Show each line of the data below that has the string "screenshot" in it.

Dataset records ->
━━━

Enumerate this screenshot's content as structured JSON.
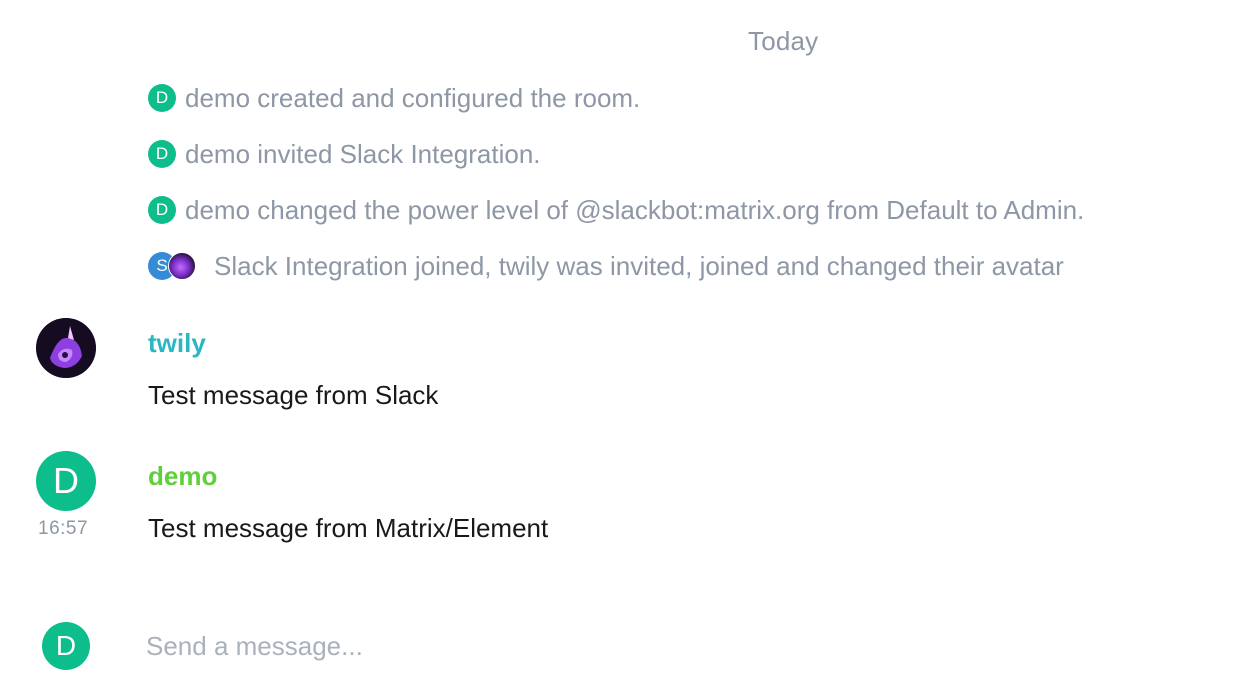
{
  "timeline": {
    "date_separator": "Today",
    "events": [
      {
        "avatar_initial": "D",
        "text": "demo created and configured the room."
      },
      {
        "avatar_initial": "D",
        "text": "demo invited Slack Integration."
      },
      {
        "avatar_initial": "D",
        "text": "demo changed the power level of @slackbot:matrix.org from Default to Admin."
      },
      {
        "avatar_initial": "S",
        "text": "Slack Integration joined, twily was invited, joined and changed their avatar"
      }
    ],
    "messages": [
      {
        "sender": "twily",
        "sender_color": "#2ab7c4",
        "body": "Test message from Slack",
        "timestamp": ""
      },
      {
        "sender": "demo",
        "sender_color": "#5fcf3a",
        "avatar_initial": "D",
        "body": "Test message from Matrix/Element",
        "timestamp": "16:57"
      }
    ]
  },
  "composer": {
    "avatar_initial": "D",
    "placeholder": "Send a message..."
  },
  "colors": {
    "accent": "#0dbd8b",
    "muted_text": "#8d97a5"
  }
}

━━━

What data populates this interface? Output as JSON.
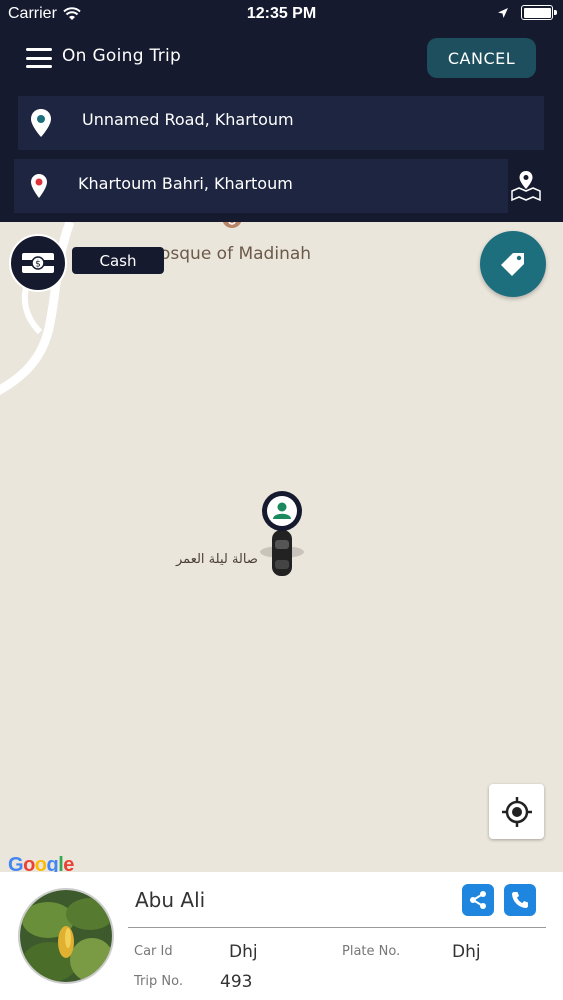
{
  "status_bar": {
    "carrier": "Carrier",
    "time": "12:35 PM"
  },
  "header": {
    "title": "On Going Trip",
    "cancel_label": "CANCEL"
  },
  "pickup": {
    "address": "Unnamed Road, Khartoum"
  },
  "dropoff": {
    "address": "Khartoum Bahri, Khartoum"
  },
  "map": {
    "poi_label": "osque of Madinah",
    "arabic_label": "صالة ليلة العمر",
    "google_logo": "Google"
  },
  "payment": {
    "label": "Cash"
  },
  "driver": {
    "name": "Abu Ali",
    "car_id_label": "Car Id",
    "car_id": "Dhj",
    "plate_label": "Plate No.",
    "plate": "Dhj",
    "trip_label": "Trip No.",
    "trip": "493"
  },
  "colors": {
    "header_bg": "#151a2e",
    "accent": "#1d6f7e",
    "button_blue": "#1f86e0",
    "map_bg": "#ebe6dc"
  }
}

━━━

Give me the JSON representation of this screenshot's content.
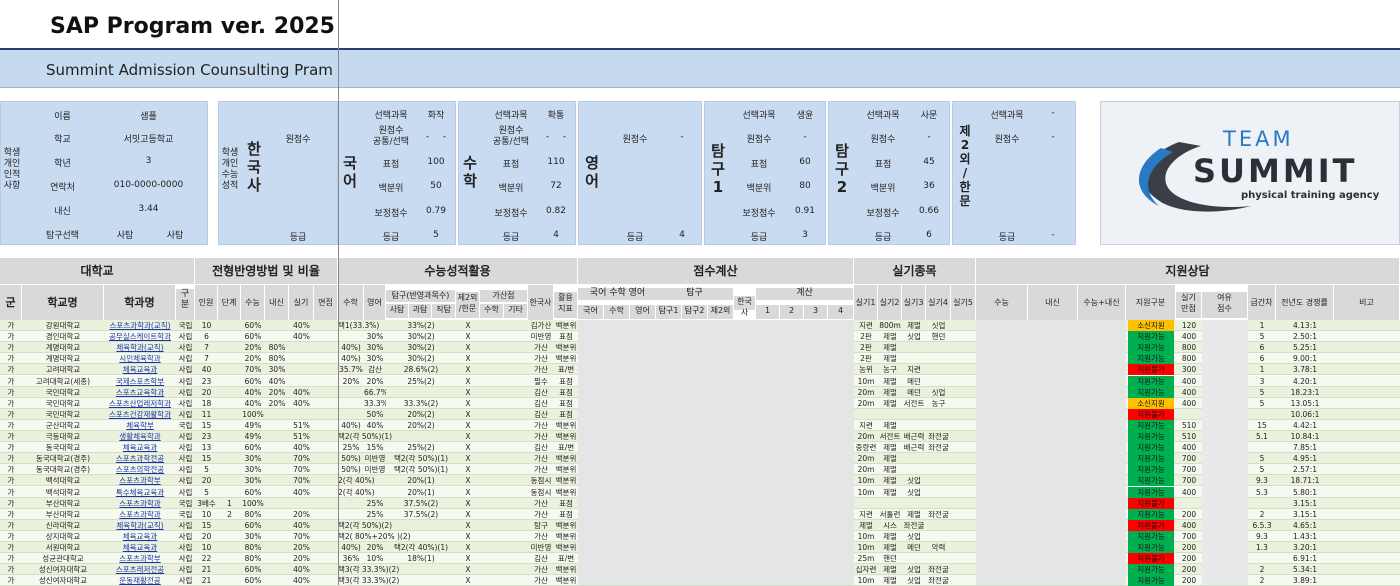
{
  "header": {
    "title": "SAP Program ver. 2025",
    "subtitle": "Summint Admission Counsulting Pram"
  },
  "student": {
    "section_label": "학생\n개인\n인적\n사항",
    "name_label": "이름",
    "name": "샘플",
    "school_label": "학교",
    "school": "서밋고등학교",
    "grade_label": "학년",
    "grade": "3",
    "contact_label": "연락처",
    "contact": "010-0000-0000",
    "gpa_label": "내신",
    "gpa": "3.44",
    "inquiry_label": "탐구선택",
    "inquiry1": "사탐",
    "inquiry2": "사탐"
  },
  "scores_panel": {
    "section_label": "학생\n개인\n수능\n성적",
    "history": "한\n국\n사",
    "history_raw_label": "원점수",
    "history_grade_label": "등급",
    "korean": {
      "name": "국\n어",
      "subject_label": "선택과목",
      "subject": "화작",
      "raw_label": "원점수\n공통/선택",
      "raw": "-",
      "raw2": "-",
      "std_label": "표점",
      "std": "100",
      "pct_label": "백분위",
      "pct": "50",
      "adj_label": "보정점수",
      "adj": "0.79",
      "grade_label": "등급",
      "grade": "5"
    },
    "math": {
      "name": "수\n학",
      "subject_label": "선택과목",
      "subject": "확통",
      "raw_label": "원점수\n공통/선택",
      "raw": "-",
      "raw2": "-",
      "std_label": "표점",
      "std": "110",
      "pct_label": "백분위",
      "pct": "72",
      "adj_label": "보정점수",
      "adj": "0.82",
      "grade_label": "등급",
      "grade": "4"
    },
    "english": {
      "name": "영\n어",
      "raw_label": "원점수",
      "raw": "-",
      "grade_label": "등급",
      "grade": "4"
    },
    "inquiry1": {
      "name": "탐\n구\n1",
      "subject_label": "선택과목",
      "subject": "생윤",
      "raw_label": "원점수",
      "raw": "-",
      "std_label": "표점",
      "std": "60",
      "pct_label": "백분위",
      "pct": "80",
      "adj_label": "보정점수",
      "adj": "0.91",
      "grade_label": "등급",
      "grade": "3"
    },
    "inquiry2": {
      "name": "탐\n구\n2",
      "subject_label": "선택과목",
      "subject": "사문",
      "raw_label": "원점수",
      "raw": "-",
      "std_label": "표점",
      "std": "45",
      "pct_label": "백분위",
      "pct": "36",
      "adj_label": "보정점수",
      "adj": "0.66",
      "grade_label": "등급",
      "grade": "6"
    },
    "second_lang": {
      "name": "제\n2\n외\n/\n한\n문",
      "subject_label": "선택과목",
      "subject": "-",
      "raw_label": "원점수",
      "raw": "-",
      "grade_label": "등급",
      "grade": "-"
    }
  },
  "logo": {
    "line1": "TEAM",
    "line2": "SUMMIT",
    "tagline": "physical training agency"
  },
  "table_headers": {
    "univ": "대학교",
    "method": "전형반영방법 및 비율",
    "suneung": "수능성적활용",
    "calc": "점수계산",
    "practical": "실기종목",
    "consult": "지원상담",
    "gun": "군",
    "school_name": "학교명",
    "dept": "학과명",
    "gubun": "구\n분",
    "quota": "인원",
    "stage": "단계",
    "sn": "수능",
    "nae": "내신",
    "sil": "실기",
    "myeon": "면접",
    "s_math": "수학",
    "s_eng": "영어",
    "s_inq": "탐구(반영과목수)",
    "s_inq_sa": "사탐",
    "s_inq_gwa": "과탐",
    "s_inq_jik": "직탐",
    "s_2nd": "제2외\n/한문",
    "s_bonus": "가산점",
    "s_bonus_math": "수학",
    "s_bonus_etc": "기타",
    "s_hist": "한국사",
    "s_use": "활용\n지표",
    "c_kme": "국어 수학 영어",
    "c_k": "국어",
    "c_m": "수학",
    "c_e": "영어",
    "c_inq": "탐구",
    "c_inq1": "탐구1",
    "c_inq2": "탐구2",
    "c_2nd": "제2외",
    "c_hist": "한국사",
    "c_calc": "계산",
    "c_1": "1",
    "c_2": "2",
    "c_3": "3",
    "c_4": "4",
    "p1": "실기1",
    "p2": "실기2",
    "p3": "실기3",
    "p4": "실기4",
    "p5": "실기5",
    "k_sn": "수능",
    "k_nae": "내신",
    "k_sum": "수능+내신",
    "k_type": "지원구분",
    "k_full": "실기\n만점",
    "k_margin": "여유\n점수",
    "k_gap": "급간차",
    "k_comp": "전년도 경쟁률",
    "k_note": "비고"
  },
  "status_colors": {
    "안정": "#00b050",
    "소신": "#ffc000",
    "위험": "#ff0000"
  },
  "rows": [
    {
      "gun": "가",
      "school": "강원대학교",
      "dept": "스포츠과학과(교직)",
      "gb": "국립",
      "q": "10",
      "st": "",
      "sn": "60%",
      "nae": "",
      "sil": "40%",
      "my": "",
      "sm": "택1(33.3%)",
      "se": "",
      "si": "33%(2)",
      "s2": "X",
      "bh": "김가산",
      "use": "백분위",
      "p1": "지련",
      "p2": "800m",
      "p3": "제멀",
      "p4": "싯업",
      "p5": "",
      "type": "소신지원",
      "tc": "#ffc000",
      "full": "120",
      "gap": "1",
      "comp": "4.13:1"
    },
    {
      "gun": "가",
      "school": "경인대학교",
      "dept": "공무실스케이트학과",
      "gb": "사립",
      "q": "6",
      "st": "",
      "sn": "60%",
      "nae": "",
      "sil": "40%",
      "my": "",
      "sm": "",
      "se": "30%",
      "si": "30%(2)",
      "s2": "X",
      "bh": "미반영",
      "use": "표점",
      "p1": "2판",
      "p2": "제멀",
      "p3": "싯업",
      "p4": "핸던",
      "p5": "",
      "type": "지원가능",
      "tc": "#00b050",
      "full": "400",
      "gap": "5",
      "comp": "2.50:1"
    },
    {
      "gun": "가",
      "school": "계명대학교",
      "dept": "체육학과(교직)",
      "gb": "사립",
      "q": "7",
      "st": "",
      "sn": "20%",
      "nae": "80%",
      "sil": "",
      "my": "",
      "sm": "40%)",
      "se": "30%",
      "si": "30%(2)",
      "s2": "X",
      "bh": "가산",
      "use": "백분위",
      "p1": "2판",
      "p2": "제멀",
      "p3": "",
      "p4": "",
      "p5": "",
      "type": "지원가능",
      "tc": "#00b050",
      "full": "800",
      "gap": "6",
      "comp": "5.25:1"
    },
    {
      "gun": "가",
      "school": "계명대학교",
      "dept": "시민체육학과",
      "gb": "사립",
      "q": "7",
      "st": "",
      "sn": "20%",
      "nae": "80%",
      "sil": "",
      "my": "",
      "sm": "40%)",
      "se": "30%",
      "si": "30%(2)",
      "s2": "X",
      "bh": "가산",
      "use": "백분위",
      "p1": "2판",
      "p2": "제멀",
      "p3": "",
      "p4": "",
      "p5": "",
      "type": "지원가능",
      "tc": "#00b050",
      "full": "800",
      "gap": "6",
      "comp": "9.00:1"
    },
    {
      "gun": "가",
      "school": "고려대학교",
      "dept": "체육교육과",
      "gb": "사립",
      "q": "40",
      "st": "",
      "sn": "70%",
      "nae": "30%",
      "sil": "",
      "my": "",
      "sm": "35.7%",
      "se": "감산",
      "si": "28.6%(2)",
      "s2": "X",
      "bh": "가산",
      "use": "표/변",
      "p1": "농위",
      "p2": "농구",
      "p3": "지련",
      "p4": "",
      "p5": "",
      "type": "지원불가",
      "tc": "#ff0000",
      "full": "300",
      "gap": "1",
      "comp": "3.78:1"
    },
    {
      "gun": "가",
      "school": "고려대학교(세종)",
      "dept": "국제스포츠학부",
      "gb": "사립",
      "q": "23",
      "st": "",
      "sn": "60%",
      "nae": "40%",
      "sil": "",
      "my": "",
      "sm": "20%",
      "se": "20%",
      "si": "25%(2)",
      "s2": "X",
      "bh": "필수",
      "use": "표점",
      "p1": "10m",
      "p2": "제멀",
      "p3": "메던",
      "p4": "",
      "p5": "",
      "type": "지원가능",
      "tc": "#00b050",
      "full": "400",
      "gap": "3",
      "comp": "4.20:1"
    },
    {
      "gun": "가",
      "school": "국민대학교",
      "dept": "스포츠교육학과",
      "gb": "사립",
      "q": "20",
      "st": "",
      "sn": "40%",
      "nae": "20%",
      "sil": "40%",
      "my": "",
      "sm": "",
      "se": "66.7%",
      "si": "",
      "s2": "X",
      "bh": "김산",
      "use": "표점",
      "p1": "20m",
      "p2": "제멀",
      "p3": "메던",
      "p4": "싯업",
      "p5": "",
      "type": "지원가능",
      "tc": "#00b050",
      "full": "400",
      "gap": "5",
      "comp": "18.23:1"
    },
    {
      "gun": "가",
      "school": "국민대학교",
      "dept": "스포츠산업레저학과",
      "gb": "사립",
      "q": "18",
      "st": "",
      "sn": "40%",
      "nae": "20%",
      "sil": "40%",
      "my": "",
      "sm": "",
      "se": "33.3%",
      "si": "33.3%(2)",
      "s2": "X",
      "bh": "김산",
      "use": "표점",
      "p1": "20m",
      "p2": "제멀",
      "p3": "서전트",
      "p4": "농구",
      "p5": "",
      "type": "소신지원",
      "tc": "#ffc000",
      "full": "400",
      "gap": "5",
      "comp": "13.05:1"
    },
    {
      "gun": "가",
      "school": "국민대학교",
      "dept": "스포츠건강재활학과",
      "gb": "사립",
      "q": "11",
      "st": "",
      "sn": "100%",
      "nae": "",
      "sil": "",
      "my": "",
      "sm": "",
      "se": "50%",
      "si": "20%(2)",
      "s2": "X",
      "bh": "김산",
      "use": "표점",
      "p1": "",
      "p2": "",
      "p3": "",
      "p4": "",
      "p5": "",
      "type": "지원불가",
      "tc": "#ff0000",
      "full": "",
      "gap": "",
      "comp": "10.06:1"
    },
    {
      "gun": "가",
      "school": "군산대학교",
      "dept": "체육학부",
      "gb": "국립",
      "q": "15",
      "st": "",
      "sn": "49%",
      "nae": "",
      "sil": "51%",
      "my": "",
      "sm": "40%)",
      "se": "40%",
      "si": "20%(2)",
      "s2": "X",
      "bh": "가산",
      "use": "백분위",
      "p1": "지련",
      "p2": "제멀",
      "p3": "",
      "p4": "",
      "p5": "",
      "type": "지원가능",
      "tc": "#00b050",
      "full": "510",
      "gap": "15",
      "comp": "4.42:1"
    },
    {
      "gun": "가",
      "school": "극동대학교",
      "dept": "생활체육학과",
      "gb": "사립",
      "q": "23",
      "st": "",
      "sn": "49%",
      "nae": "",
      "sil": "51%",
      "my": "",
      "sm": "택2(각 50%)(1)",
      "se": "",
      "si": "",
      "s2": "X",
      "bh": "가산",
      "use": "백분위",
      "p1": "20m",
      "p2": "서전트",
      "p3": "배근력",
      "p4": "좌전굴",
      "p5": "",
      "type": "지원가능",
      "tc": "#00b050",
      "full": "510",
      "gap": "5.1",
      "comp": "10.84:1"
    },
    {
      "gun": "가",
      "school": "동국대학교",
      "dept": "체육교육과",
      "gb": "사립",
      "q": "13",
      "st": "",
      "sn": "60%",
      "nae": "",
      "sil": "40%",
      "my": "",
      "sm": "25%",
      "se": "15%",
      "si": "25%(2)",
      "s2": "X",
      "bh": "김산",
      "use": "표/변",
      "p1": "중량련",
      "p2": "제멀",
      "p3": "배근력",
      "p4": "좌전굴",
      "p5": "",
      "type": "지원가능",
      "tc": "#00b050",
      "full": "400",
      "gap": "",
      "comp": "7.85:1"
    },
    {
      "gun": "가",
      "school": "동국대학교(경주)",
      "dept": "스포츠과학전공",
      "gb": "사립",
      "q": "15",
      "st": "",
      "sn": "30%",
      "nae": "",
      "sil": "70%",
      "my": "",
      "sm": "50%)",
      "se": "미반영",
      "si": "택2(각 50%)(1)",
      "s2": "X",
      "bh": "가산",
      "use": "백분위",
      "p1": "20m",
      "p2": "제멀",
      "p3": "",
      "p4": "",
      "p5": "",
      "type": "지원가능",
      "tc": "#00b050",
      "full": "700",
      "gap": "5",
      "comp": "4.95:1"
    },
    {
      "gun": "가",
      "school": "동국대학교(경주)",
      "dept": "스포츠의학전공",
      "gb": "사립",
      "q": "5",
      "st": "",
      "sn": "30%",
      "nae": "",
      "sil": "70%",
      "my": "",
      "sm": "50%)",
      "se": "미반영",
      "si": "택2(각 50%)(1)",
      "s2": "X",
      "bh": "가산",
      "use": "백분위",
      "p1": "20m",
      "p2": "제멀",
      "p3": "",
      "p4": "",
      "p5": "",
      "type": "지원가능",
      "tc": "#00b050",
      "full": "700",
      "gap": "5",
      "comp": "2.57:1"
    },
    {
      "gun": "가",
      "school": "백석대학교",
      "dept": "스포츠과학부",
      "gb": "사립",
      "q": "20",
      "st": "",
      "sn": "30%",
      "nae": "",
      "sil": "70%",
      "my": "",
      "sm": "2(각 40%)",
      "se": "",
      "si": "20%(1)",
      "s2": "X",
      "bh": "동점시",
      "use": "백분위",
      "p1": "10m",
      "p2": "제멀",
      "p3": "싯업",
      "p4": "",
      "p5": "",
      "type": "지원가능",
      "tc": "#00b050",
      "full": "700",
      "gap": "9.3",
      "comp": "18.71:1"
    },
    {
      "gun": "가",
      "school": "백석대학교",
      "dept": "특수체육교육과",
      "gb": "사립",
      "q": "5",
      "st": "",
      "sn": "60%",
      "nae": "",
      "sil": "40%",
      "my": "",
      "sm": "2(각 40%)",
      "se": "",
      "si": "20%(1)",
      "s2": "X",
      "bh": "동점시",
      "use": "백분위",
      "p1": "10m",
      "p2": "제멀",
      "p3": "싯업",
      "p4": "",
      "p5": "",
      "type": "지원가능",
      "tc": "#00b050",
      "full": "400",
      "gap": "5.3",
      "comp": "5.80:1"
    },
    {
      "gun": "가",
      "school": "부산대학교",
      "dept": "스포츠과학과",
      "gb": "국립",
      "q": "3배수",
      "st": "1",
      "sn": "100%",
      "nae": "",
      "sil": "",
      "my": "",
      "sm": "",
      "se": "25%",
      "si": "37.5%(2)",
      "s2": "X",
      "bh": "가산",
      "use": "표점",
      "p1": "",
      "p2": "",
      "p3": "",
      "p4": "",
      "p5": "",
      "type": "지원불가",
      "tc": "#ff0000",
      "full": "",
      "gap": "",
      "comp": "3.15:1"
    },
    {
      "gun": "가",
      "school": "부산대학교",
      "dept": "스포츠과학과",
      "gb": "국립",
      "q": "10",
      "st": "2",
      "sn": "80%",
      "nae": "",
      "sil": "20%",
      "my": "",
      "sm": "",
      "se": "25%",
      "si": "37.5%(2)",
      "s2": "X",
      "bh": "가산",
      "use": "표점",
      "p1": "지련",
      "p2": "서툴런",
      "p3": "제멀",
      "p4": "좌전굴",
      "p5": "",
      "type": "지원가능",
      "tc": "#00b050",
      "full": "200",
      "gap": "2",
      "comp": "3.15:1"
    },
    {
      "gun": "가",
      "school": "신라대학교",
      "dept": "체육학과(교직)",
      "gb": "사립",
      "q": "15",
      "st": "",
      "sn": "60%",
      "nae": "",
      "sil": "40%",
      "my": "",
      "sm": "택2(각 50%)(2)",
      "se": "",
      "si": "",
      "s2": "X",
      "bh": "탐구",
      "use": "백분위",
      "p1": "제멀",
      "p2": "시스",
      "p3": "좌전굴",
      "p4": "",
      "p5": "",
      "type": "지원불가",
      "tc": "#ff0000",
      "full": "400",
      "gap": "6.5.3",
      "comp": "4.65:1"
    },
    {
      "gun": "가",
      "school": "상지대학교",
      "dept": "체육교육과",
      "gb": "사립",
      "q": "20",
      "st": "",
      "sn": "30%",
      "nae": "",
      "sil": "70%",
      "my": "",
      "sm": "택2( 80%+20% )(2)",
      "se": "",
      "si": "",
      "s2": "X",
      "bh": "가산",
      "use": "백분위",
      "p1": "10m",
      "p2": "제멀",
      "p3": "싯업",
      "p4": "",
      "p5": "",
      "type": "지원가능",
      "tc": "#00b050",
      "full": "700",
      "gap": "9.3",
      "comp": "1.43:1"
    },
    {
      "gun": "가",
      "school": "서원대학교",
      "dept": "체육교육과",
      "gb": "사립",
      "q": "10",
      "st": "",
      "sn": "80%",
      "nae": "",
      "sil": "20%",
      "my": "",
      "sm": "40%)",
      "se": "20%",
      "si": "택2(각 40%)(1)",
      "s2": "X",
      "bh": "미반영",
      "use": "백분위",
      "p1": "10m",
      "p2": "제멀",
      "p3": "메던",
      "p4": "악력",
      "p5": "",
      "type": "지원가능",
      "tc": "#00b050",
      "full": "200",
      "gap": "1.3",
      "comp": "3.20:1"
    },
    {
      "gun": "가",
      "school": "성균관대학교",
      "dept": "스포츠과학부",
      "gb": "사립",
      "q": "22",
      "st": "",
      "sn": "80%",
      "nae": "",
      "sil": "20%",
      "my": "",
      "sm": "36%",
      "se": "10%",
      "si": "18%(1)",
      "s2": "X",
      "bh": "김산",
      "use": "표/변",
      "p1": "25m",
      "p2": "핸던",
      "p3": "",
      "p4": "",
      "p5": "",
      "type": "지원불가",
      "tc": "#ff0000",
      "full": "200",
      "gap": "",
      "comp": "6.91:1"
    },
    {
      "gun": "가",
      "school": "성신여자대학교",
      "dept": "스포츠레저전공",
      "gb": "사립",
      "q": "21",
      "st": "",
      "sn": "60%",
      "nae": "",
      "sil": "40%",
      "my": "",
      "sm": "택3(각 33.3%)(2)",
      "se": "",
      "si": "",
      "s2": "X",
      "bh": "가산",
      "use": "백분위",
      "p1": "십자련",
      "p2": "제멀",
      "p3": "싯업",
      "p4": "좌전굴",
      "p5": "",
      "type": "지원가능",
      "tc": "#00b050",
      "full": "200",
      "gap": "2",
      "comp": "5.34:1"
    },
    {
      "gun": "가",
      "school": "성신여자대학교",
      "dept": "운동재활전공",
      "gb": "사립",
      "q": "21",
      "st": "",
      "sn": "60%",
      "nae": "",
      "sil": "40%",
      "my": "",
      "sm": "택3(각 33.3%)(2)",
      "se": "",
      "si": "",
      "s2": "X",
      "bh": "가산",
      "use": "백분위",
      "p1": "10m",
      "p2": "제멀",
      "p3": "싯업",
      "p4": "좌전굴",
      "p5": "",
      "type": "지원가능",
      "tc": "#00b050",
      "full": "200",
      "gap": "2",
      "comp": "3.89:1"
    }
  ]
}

━━━

Solution to the problem ->
Enumerate this screenshot's content as structured JSON.
Give me the JSON representation of this screenshot's content.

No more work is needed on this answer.